*Given exercise:*
Look through the lines below and extract each one that contains "them".

*Data for this exercise:*
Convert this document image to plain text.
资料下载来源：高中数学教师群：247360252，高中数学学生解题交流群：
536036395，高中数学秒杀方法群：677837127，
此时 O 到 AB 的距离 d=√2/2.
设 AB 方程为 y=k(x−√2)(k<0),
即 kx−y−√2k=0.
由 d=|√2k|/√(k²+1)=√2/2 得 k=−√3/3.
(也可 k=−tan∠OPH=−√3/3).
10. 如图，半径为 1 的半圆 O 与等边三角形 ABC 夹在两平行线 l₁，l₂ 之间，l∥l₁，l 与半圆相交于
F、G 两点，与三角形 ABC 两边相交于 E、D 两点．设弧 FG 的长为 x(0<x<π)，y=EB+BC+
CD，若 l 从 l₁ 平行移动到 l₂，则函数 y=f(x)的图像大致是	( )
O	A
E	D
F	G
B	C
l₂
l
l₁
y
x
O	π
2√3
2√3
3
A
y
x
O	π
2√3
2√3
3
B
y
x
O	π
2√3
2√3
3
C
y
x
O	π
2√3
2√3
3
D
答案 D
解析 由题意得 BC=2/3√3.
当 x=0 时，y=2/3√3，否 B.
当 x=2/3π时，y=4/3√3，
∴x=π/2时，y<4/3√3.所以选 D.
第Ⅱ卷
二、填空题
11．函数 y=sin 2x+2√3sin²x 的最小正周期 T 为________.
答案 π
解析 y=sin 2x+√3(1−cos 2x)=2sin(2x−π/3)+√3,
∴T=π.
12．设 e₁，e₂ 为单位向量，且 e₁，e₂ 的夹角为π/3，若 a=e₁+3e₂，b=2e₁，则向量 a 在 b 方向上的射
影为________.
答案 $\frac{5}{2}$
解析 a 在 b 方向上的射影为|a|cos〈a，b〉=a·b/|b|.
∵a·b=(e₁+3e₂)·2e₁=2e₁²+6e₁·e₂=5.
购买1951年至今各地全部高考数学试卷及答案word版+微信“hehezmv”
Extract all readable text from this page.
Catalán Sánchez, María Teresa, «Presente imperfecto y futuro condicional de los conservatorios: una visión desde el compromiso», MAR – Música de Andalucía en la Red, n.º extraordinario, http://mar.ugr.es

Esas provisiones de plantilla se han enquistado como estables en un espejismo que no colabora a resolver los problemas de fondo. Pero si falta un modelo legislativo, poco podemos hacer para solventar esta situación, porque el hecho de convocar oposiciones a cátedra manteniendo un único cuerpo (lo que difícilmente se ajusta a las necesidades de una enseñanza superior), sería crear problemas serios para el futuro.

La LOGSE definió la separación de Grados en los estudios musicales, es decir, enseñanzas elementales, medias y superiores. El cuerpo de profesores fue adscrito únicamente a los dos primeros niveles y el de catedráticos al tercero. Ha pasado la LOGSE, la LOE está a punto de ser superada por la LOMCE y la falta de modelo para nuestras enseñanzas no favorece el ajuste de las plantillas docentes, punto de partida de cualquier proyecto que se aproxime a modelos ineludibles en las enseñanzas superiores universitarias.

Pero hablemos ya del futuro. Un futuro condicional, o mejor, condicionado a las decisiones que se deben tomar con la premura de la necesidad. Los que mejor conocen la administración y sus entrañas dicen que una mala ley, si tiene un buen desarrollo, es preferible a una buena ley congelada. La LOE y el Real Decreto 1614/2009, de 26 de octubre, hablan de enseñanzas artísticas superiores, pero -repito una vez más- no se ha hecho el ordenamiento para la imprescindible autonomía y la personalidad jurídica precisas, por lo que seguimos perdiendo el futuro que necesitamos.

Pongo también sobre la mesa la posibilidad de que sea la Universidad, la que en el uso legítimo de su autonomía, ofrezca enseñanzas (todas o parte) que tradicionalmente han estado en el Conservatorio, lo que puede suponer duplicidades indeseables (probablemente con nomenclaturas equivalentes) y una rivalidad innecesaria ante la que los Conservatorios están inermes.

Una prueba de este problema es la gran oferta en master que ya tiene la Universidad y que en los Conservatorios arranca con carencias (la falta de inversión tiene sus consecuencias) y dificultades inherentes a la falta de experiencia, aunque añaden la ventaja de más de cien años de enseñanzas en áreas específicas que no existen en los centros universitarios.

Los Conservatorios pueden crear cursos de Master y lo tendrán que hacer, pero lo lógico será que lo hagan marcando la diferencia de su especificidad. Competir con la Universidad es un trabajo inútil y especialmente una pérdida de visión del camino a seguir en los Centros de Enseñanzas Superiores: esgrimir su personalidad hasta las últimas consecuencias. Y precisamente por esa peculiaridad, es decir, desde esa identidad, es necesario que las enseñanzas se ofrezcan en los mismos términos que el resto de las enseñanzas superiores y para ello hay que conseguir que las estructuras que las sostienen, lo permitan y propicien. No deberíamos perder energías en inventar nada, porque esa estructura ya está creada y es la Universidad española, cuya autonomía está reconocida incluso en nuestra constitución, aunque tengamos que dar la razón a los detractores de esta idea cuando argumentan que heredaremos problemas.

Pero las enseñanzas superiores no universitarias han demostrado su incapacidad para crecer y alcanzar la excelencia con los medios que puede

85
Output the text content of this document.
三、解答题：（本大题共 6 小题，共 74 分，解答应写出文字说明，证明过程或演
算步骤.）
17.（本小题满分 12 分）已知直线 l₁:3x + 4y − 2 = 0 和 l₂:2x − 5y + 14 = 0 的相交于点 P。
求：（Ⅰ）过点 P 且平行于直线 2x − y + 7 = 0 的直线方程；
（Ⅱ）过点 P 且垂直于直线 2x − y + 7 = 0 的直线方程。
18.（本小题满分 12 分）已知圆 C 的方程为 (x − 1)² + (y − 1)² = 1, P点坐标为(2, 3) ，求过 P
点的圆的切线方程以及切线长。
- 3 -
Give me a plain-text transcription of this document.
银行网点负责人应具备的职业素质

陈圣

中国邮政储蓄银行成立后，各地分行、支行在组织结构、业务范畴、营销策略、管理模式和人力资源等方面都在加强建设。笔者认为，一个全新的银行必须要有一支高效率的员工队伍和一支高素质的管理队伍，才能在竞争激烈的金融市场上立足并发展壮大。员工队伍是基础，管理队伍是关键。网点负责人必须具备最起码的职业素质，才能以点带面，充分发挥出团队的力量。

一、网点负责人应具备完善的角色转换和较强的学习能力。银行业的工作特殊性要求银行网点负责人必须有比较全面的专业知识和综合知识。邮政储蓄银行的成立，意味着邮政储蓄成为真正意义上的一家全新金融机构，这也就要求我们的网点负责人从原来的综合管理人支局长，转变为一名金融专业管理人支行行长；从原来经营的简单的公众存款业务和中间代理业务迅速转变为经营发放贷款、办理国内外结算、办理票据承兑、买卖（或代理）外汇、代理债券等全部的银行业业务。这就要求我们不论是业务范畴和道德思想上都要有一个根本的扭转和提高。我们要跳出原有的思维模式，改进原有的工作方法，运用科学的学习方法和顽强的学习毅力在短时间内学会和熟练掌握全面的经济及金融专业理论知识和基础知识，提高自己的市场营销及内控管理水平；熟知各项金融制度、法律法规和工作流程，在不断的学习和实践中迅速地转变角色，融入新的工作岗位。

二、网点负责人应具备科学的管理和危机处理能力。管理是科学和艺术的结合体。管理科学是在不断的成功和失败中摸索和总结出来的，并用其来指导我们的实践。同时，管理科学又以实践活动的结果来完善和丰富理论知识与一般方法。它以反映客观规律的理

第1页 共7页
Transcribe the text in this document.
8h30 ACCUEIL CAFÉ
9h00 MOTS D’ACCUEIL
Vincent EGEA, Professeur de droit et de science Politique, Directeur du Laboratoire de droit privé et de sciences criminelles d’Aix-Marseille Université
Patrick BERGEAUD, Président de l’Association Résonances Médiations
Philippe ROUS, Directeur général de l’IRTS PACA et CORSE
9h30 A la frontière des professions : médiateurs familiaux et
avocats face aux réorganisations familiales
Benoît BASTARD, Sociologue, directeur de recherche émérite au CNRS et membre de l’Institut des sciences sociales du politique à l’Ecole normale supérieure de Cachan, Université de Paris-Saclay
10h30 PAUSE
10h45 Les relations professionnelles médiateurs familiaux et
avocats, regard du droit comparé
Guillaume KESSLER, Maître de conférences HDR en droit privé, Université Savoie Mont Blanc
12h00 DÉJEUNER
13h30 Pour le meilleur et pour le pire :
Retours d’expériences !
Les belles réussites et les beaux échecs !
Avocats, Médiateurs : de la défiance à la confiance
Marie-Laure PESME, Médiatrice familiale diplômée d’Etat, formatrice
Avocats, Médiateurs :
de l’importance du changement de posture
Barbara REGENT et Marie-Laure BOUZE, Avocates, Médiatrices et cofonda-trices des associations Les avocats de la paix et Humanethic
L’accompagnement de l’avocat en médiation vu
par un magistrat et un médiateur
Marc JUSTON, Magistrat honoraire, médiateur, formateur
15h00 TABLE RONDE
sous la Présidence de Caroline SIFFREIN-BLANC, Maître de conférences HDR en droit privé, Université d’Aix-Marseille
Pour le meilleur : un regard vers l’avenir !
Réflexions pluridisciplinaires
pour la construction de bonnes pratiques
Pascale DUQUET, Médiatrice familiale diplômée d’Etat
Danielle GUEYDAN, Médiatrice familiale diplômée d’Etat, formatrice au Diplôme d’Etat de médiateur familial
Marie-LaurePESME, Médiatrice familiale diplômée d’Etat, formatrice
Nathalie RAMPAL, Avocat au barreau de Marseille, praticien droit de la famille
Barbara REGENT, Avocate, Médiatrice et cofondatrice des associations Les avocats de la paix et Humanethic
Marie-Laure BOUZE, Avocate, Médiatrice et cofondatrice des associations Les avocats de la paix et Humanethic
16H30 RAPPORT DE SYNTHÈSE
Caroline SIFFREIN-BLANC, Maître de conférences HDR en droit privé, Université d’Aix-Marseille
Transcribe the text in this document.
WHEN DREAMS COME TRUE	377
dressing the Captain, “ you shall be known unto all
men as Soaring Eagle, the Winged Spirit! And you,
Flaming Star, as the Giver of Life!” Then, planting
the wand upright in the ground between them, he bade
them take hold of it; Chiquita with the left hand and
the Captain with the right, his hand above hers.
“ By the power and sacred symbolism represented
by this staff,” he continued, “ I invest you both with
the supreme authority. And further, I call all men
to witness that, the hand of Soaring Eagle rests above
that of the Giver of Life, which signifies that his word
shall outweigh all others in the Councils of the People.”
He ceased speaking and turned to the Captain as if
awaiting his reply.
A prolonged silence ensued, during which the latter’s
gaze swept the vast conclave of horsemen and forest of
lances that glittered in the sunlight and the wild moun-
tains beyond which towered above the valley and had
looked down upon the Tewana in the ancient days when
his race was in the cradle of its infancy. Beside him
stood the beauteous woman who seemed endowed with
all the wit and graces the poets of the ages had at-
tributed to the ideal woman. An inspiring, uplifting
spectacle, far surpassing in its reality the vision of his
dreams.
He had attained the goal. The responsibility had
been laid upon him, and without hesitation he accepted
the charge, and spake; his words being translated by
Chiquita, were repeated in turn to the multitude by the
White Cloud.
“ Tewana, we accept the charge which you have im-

*Problem solution:*
the wand upright in the ground between them, he bade
them take hold of it; Chiquita with the left hand and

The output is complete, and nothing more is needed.